The request:
List each line of the data in which the string "Tropical" appears.
::::::::::
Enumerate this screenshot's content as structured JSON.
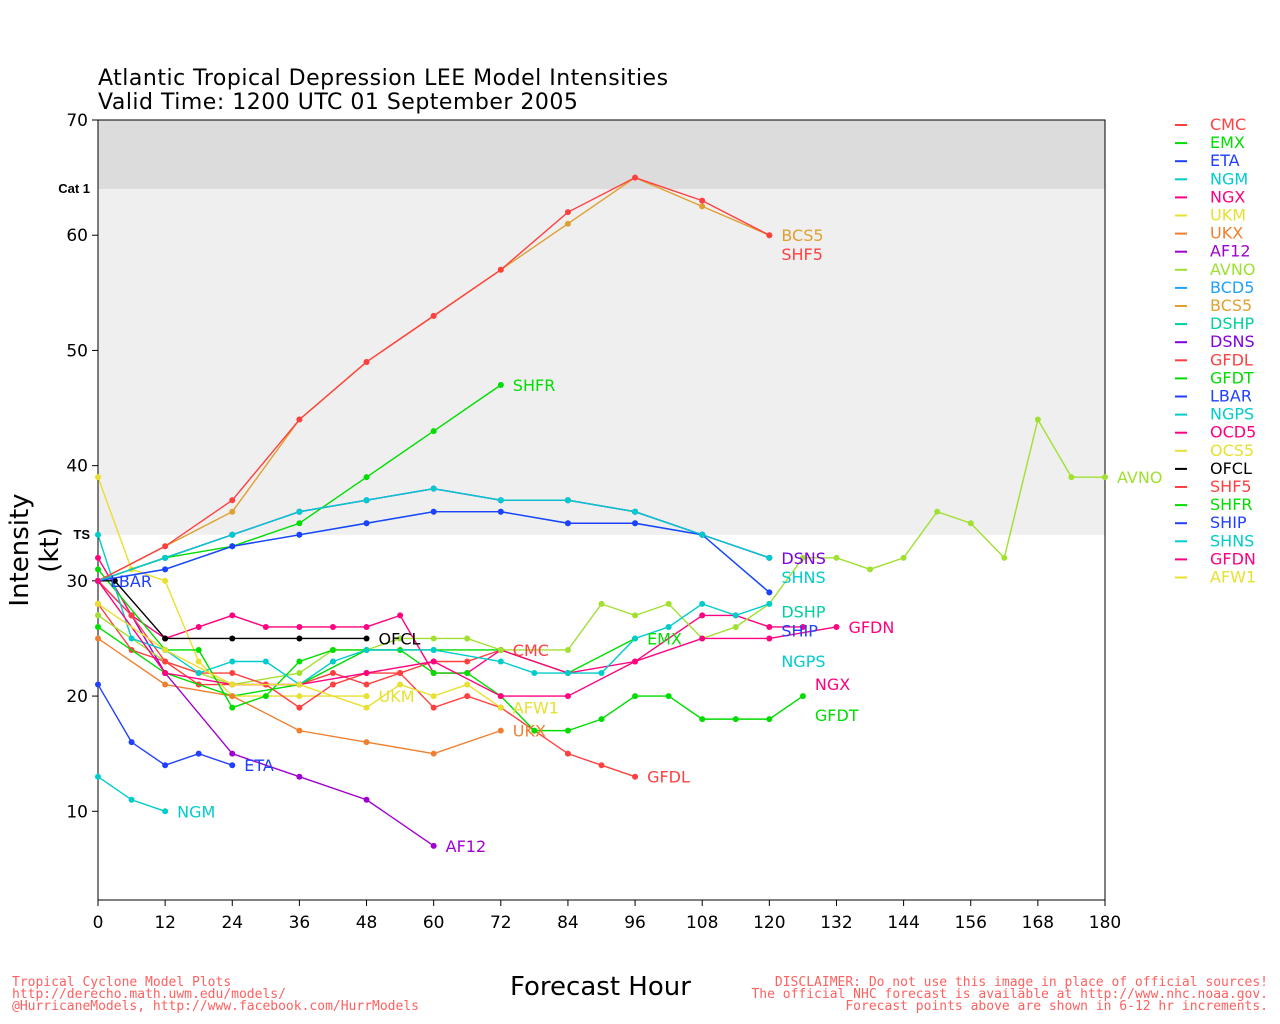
{
  "chart_data": {
    "type": "line",
    "title": "Atlantic Tropical Depression LEE Model Intensities",
    "subtitle": "Valid Time: 1200 UTC 01 September 2005",
    "xlabel": "Forecast Hour",
    "ylabel": "Intensity (kt)",
    "xlim": [
      0,
      180
    ],
    "ylim": [
      2.3,
      70
    ],
    "xticks": [
      0,
      12,
      24,
      36,
      48,
      60,
      72,
      84,
      96,
      108,
      120,
      132,
      144,
      156,
      168,
      180
    ],
    "yticks": [
      10,
      20,
      30,
      40,
      50,
      60,
      70
    ],
    "bands": [
      {
        "label": "Cat 1",
        "from": 64,
        "to": 70,
        "color": "#dcdcdc"
      },
      {
        "label": "TS",
        "from": 34,
        "to": 64,
        "color": "#efefef"
      }
    ],
    "legend_position": "right",
    "series": [
      {
        "name": "CMC",
        "color": "#ff4040",
        "label": true,
        "x": [
          0,
          6,
          12,
          18,
          24,
          30,
          36,
          42,
          48,
          54,
          60,
          66,
          72
        ],
        "y": [
          28,
          24,
          23,
          21,
          21,
          21,
          21,
          22,
          21,
          22,
          23,
          23,
          24
        ]
      },
      {
        "name": "EMX",
        "color": "#00dd00",
        "label": true,
        "x": [
          0,
          12,
          24,
          36,
          48,
          60,
          72,
          84,
          96
        ],
        "y": [
          26,
          22,
          20,
          21,
          24,
          24,
          24,
          22,
          25
        ]
      },
      {
        "name": "ETA",
        "color": "#2040ff",
        "label": true,
        "x": [
          0,
          6,
          12,
          18,
          24
        ],
        "y": [
          21,
          16,
          14,
          15,
          14
        ]
      },
      {
        "name": "NGM",
        "color": "#00cccc",
        "label": true,
        "x": [
          0,
          6,
          12
        ],
        "y": [
          13,
          11,
          10
        ]
      },
      {
        "name": "NGX",
        "color": "#ff0080",
        "label": true,
        "x": [
          0,
          6,
          12,
          18,
          24,
          30,
          36,
          42,
          48,
          54,
          60,
          66,
          72,
          84,
          96,
          108,
          114,
          120,
          126
        ],
        "y": [
          32,
          27,
          25,
          26,
          27,
          26,
          26,
          26,
          26,
          27,
          22,
          22,
          24,
          22,
          23,
          27,
          27,
          26,
          26
        ]
      },
      {
        "name": "UKM",
        "color": "#e8e030",
        "label": true,
        "x": [
          0,
          6,
          12,
          18,
          24,
          36,
          48
        ],
        "y": [
          39,
          31,
          30,
          23,
          20,
          20,
          20
        ]
      },
      {
        "name": "UKX",
        "color": "#f08030",
        "label": true,
        "x": [
          0,
          12,
          24,
          36,
          48,
          60,
          72
        ],
        "y": [
          25,
          21,
          20,
          17,
          16,
          15,
          17
        ]
      },
      {
        "name": "AF12",
        "color": "#a000d0",
        "label": true,
        "x": [
          0,
          6,
          12,
          24,
          36,
          48,
          60
        ],
        "y": [
          30,
          27,
          22,
          15,
          13,
          11,
          7
        ]
      },
      {
        "name": "AVNO",
        "color": "#a0e030",
        "label": true,
        "x": [
          0,
          12,
          24,
          36,
          42,
          48,
          54,
          60,
          66,
          72,
          84,
          90,
          96,
          102,
          108,
          114,
          120,
          126,
          132,
          138,
          144,
          150,
          156,
          162,
          168,
          174,
          180
        ],
        "y": [
          27,
          23,
          21,
          22,
          24,
          24,
          25,
          25,
          25,
          24,
          24,
          28,
          27,
          28,
          25,
          26,
          28,
          32,
          32,
          31,
          32,
          36,
          35,
          32,
          44,
          39,
          39
        ]
      },
      {
        "name": "BCD5",
        "color": "#20a0ff",
        "label": false,
        "x": [
          0,
          12,
          24,
          36,
          48,
          60,
          72,
          84,
          96,
          108,
          120
        ],
        "y": [
          30,
          32,
          34,
          36,
          37,
          38,
          37,
          37,
          36,
          34,
          32
        ]
      },
      {
        "name": "BCS5",
        "color": "#e0a030",
        "label": true,
        "x": [
          0,
          12,
          24,
          36,
          48,
          60,
          72,
          84,
          96,
          108,
          120
        ],
        "y": [
          30,
          33,
          36,
          44,
          49,
          53,
          57,
          61,
          65,
          62.5,
          60
        ]
      },
      {
        "name": "DSHP",
        "color": "#00d0a0",
        "label": true,
        "x": [
          0,
          12,
          24,
          36,
          48,
          60,
          72,
          84,
          96,
          108,
          120
        ],
        "y": [
          30,
          31,
          33,
          34,
          35,
          36,
          36,
          35,
          35,
          34,
          29
        ]
      },
      {
        "name": "DSNS",
        "color": "#8000e0",
        "label": true,
        "x": [
          0,
          12,
          24,
          36,
          48,
          60,
          72,
          84,
          96,
          108,
          120
        ],
        "y": [
          30,
          32,
          34,
          36,
          37,
          38,
          37,
          37,
          36,
          34,
          32
        ]
      },
      {
        "name": "GFDL",
        "color": "#ff4040",
        "label": true,
        "x": [
          0,
          6,
          12,
          18,
          24,
          30,
          36,
          42,
          48,
          54,
          60,
          66,
          72,
          84,
          90,
          96
        ],
        "y": [
          30,
          27,
          23,
          22,
          22,
          21,
          19,
          21,
          22,
          22,
          19,
          20,
          19,
          15,
          14,
          13
        ]
      },
      {
        "name": "GFDT",
        "color": "#00dd00",
        "label": true,
        "x": [
          0,
          12,
          18,
          24,
          30,
          36,
          42,
          48,
          54,
          60,
          66,
          72,
          78,
          84,
          90,
          96,
          102,
          108,
          114,
          120,
          126
        ],
        "y": [
          31,
          24,
          24,
          19,
          20,
          23,
          24,
          24,
          24,
          22,
          22,
          20,
          17,
          17,
          18,
          20,
          20,
          18,
          18,
          18,
          20
        ]
      },
      {
        "name": "LBAR",
        "color": "#2040ff",
        "label": true,
        "x": [
          0
        ],
        "y": [
          30
        ]
      },
      {
        "name": "NGPS",
        "color": "#00cccc",
        "label": true,
        "x": [
          0,
          6,
          12,
          18,
          24,
          30,
          36,
          42,
          48,
          60,
          72,
          78,
          84,
          90,
          96,
          102,
          108,
          114,
          120
        ],
        "y": [
          34,
          25,
          24,
          22,
          23,
          23,
          21,
          23,
          24,
          24,
          23,
          22,
          22,
          22,
          25,
          26,
          28,
          27,
          28
        ]
      },
      {
        "name": "OCD5",
        "color": "#ff0080",
        "label": false,
        "x": [],
        "y": []
      },
      {
        "name": "OCS5",
        "color": "#e8e030",
        "label": false,
        "x": [],
        "y": []
      },
      {
        "name": "OFCL",
        "color": "#000000",
        "label": true,
        "x": [
          0,
          3,
          12,
          24,
          36,
          48
        ],
        "y": [
          30,
          30,
          25,
          25,
          25,
          25
        ]
      },
      {
        "name": "SHF5",
        "color": "#ff4040",
        "label": true,
        "x": [
          0,
          12,
          24,
          36,
          48,
          60,
          72,
          84,
          96,
          108,
          120
        ],
        "y": [
          30,
          33,
          37,
          44,
          49,
          53,
          57,
          62,
          65,
          63,
          60
        ]
      },
      {
        "name": "SHFR",
        "color": "#00dd00",
        "label": true,
        "x": [
          0,
          12,
          24,
          36,
          48,
          60,
          72
        ],
        "y": [
          30,
          32,
          33,
          35,
          39,
          43,
          47
        ]
      },
      {
        "name": "SHIP",
        "color": "#2040ff",
        "label": true,
        "x": [
          0,
          12,
          24,
          36,
          48,
          60,
          72,
          84,
          96,
          108,
          120
        ],
        "y": [
          30,
          31,
          33,
          34,
          35,
          36,
          36,
          35,
          35,
          34,
          29
        ]
      },
      {
        "name": "SHNS",
        "color": "#00cccc",
        "label": true,
        "x": [
          0,
          12,
          24,
          36,
          48,
          60,
          72,
          84,
          96,
          108,
          120
        ],
        "y": [
          30,
          32,
          34,
          36,
          37,
          38,
          37,
          37,
          36,
          34,
          32
        ]
      },
      {
        "name": "GFDN",
        "color": "#ff0080",
        "label": true,
        "x": [
          0,
          12,
          24,
          36,
          48,
          60,
          72,
          84,
          96,
          108,
          120,
          132
        ],
        "y": [
          30,
          22,
          21,
          21,
          22,
          23,
          20,
          20,
          23,
          25,
          25,
          26
        ]
      },
      {
        "name": "AFW1",
        "color": "#e8e030",
        "label": true,
        "x": [
          0,
          12,
          24,
          36,
          48,
          54,
          60,
          66,
          72
        ],
        "y": [
          28,
          24,
          21,
          21,
          19,
          21,
          20,
          21,
          19
        ]
      }
    ]
  },
  "footer": {
    "left": [
      "Tropical Cyclone Model Plots",
      "http://derecho.math.uwm.edu/models/",
      "@HurricaneModels, http://www.facebook.com/HurrModels"
    ],
    "right": [
      "DISCLAIMER: Do not use this image in place of official sources!",
      "The official NHC forecast is available at http://www.nhc.noaa.gov.",
      "Forecast points above are shown in 6-12 hr increments."
    ]
  }
}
::::::::::
Written solution:
    "title": "Atlantic Tropical Depression LEE Model Intensities",
      "Tropical Cyclone Model Plots",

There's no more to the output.